• [Tarefa proposta A]
Responda a estas perguntas sobre o texto acerca de Mário-Henrique Leiria:
(i) Onde estava Salazar de férias quando sofreu o acidente?
(ii) Onde e quando conheceu o narrador o Mário?
(iii) Que programa nocturno rodava na bobine do Rádio Clube Português?
• [Tarefa proposta B] Prossiga o texto sobre Mário-Henrique Leiria a partir da última frase apresentada.

• [Excerto do texto]
== == ==

Os escassos
atentados que foram levados a cabo para derrubar Salazar, fracassaram todos.
O ditador cairia
por um mero acidente cadeiral quando, em férias no Forte de Santo António da Barra, o calista
se preparava para lhe tratar das extremidades.
A serenidade da
aleluia pascal tem dado para uma revisitação ao Mário-Henrique Leiria.
Que também mete Luiz Pacheco.
Olha que dois!
Ao Mário, conheci-o, antes
do 25 de Abril, na redacção do República.
Um tipo extraordinário,
vivaz, uma ternura desconcertante, de uma verticalidade assombrosa.
Mário-Gin-Tonic
sorria e ficava-se por aí.
Como escreveria:
… já lá vão tantos anos que talvez o que me reste na
memória seja apenas aquela saudade melancólica que embeleza tudo. Sei lá.
…a maioria dos
frequentadores do Café A Brasileira em 1961 já sabe, regabofe colectivo: tu, e
um grupo de malucos, entre os quais Virgílio Martinho e o poeta António José
Forte, estão a programar, de mesa para mesa e em voz alta, a revolucionária
“Operação Papagaio”. Numa das próximas noites vocês propõem-se bater à porta do
Rádio Clube Português, que fica na Parede, povoação mesmo ao lado de
Carcavelos. Lá dentro há apenas um contínuo enquanto roda a bobine com o
programa nocturno “Companheiros da Alegria”. A porta é aberta. Vocês apontam um
revólver, imobilizam, amarram e metem o contínuo num cacifo que depois fecham
por fora, a cadeado. Entram no estúdio e trocam a bobine por uma outra que
trazem convosco. Esta contem marchas militares, também o Hino Nacional tocado
frequentemente e, a cada cinco minutos, notícias sobre movimentações militares
para derrubar o Governo. Termina convidando a população a deslocar-se á Baixa
de Lisboa para saudar os militares vitoriosos.

== == ==

• [Dados fornecidos]
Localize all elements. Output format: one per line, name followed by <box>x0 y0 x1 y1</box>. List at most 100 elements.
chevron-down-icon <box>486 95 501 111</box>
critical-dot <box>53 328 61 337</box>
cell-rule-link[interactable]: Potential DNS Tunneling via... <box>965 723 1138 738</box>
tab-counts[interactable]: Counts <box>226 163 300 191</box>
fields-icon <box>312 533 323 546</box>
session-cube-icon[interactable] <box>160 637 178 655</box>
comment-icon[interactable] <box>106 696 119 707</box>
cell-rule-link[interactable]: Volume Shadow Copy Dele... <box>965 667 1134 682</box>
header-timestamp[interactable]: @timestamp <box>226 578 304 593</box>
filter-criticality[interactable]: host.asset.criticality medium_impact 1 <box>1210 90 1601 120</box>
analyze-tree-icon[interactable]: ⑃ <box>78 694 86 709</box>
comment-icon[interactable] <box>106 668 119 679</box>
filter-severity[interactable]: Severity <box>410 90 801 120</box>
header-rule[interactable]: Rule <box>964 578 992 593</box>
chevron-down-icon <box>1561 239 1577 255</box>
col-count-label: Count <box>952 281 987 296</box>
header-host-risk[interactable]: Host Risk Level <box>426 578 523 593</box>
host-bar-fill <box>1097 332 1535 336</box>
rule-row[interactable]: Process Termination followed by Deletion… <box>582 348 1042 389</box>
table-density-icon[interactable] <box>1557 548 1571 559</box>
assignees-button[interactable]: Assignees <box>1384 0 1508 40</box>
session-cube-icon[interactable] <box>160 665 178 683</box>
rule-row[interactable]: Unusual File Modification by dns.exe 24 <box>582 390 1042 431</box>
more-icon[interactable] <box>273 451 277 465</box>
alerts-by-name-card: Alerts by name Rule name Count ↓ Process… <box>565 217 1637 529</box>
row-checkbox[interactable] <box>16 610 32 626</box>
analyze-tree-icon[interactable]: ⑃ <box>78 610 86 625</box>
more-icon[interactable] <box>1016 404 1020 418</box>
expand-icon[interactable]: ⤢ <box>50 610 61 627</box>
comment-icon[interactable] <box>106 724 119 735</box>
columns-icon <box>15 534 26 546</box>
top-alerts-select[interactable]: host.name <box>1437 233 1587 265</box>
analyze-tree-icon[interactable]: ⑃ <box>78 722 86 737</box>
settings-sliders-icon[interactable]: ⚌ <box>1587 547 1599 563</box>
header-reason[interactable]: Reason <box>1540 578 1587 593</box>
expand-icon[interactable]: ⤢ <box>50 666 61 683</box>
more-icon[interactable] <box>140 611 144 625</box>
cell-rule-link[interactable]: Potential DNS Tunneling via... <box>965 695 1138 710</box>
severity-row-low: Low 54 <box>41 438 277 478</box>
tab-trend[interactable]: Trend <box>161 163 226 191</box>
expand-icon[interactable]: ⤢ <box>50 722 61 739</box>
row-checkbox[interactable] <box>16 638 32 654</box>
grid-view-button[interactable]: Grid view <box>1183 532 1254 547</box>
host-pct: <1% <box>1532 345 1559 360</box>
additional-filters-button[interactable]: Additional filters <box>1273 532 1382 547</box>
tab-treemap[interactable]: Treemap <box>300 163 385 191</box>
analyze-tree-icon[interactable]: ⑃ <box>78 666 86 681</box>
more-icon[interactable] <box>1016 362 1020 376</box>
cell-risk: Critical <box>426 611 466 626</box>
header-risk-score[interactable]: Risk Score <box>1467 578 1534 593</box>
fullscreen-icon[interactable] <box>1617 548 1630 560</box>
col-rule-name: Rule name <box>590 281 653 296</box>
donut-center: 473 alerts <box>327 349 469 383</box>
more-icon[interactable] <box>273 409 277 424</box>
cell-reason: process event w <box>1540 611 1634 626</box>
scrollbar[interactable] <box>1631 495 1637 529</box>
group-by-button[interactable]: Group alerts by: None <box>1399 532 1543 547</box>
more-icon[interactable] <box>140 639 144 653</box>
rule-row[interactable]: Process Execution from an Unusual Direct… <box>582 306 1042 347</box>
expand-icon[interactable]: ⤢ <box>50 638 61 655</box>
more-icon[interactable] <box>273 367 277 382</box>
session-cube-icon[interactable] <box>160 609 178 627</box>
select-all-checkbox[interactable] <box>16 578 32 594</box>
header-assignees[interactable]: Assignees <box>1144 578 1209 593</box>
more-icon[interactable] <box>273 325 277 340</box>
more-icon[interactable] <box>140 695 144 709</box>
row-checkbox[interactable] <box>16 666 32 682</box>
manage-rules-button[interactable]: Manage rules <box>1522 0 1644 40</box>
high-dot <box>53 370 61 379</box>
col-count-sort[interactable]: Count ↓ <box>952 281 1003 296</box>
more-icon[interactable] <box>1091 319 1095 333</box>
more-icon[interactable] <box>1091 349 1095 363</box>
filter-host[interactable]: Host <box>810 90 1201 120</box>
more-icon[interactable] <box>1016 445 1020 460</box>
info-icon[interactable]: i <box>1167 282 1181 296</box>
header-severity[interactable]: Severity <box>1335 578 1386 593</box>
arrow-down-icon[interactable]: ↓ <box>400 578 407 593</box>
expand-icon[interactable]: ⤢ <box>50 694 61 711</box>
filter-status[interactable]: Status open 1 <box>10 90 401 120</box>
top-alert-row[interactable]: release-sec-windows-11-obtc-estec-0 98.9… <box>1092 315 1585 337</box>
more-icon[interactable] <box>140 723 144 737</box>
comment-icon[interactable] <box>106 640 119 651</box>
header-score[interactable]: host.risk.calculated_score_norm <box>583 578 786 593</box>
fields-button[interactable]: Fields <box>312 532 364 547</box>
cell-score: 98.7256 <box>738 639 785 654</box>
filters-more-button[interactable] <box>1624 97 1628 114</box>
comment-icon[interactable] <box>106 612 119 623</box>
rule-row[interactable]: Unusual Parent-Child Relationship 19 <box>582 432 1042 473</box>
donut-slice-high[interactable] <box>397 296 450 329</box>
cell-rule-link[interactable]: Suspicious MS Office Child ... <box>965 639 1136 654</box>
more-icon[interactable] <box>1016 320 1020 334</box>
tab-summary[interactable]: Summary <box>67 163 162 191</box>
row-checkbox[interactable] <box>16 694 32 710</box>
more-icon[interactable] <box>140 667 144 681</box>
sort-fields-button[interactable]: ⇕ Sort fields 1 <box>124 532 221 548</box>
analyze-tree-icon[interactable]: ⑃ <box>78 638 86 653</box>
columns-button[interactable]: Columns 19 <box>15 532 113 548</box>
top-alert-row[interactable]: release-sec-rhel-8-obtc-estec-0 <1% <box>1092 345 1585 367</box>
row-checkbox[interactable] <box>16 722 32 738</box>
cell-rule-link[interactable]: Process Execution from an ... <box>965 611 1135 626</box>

== == ==

• [Resposta A]
(i) No Forte de Santo António da Barra.
(ii) Na redacção do República, antes do 25 de Abril.
(iii) "Companheiros da Alegria".

• [Resposta B]
Enquanto gira a
nova bobine vocês retiram-se do Rádio Clube Português. Ficarão, pelas esquinas,
a aguardar a reacção dos ouvintes que, esperam, seja de entusiasmo...
Quem não aguarda
é a PIDE, que vos prende mas fora d’A Brasileira, para não dar nas vistas.
Durante o interrogatório os agentes, volta e meia, correm para o corredor a
desrolhar as gargalhadas. Vocês ficam detidos uns quatro ou cinco dias, talvez
uma semana. Depois levam uns safanões e são postos na rua. O espaço já é curto
para arrecadar tantos subversivos, quanto mais uns brincalhões inofensivos...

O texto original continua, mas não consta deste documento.